Please find all lines in the data that hold the string "Allergies" and copy them.

── EXCERPTED DATA

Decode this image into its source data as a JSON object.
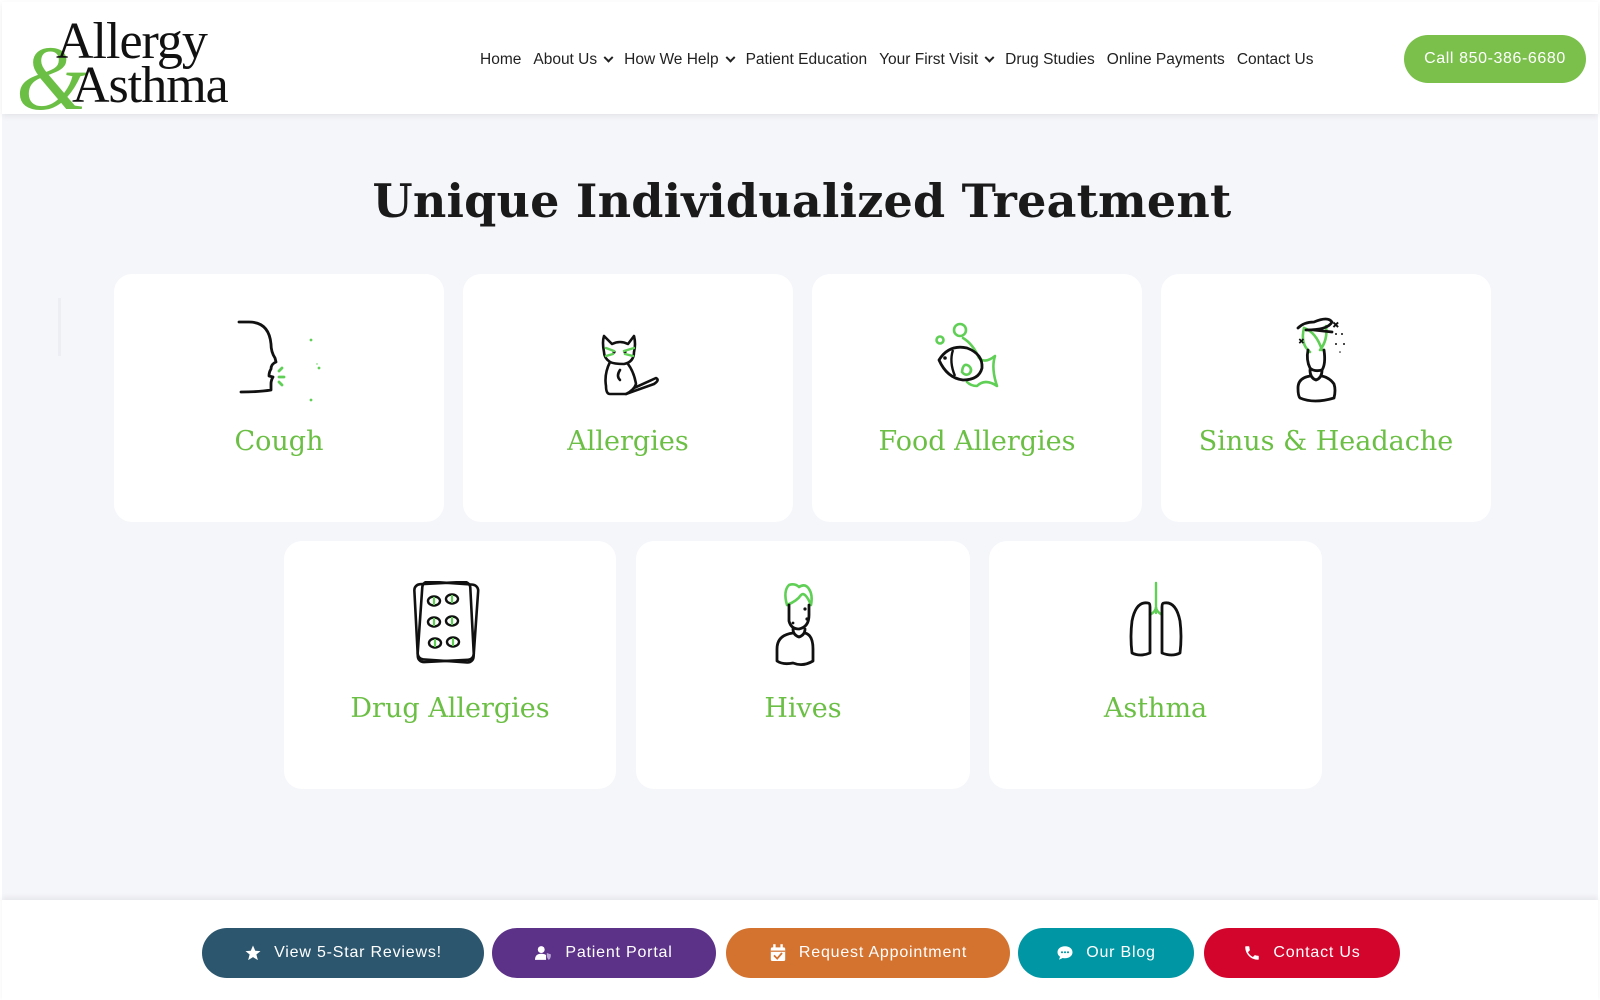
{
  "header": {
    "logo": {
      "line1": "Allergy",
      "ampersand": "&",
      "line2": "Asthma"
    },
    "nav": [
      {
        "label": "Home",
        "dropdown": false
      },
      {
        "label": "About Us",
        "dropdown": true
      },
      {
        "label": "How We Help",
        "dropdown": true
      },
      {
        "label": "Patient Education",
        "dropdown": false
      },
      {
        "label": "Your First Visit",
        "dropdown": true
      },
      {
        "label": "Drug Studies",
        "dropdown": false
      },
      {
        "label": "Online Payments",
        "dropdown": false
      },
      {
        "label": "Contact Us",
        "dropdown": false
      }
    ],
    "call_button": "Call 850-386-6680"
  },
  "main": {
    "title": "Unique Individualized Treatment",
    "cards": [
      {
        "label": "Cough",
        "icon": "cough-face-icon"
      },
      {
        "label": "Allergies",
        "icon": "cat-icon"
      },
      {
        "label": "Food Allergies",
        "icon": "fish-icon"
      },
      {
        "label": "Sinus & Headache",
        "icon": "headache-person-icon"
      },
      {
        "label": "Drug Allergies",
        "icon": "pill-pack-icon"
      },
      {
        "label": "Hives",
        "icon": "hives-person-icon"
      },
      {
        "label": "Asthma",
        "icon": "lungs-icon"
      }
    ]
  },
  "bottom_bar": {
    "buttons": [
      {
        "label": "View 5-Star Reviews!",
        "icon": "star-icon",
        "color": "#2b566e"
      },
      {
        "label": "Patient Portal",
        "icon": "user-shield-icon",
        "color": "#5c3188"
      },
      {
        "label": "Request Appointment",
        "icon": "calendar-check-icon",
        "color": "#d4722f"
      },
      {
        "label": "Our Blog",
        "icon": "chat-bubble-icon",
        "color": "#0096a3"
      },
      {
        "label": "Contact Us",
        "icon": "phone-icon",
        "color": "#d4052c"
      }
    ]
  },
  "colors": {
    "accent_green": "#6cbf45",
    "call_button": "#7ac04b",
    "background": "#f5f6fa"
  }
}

────
── EXCERPTED DATA

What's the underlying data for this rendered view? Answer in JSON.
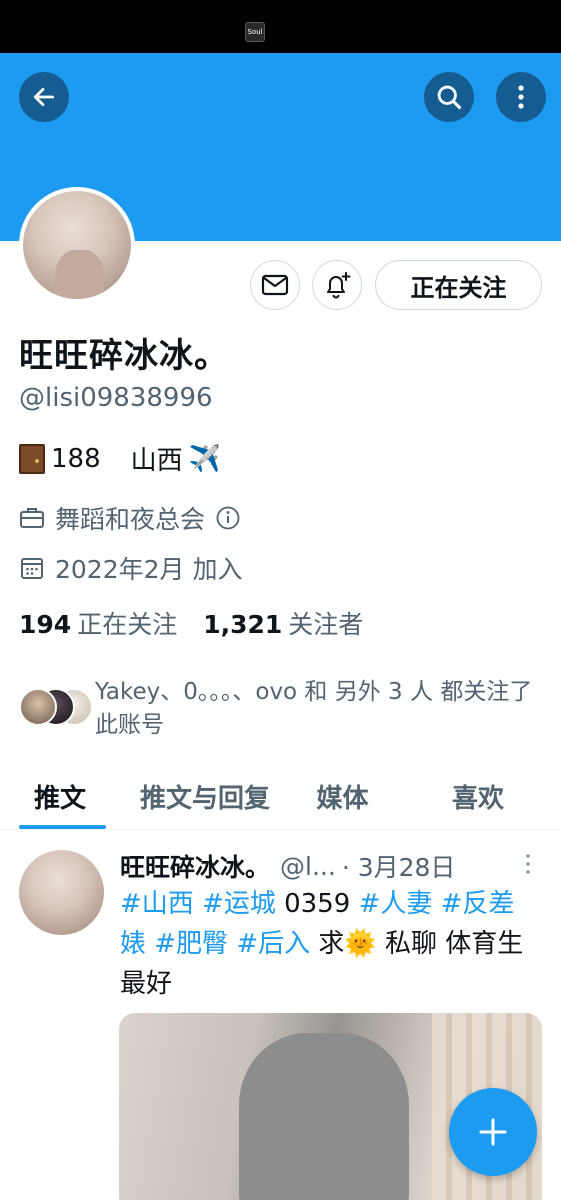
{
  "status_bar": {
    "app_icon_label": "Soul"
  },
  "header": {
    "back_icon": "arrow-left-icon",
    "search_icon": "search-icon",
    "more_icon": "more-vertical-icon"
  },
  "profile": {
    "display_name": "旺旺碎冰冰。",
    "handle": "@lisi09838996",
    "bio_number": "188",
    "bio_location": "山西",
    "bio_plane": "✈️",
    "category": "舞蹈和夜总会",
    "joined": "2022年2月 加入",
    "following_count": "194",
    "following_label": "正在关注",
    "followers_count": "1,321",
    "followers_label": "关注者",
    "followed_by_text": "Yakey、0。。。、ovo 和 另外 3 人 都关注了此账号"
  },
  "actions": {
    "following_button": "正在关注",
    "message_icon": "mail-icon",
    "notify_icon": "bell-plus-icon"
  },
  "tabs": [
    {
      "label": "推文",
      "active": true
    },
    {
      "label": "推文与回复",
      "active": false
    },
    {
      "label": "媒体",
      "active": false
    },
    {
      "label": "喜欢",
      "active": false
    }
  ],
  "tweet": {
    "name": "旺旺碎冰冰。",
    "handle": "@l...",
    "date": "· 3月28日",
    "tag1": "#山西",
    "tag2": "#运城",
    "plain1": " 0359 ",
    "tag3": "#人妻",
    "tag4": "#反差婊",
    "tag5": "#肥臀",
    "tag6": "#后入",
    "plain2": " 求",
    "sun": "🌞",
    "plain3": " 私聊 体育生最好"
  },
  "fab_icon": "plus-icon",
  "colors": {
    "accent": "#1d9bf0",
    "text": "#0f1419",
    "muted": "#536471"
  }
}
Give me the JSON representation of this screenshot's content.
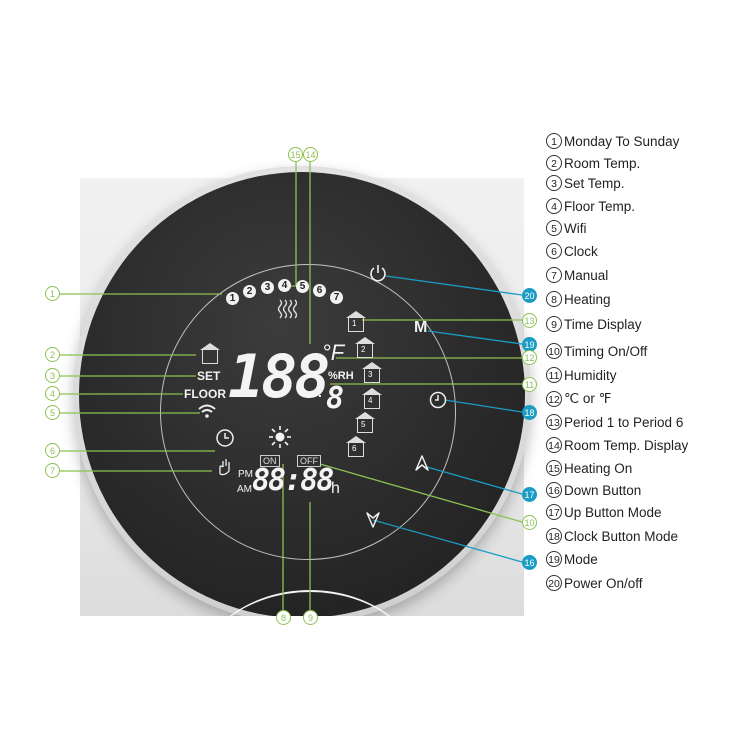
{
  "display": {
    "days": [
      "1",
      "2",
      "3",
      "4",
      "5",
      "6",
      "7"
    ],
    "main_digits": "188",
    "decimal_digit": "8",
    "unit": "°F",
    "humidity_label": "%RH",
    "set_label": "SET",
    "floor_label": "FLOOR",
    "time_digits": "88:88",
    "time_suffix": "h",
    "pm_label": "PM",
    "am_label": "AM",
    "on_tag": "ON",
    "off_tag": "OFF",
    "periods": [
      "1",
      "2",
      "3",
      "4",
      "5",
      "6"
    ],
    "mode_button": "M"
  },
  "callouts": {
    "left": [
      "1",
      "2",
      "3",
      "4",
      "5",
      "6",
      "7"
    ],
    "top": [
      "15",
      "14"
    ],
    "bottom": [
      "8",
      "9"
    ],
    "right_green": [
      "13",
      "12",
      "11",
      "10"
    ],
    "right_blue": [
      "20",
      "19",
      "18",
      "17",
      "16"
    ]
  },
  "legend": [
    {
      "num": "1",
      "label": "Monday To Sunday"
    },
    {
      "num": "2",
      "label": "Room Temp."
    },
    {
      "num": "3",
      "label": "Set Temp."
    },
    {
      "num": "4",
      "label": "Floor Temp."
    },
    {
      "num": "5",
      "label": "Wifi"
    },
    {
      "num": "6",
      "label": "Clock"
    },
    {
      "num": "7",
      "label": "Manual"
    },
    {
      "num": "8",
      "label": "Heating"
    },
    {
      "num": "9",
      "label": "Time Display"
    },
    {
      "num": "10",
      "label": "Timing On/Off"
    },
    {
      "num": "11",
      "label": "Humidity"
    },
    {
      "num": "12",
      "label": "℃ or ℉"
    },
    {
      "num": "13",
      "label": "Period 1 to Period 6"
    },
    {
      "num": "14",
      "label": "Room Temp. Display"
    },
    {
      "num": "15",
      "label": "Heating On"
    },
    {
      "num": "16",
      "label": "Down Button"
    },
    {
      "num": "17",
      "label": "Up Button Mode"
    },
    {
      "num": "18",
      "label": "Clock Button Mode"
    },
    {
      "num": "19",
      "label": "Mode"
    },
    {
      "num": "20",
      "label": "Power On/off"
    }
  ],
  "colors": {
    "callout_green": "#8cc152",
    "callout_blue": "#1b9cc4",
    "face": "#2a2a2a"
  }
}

────

§ WRITTEN ANSWER:
        "label": "Allergies",
        "label": "Food Allergies",
        "label": "Drug Allergies",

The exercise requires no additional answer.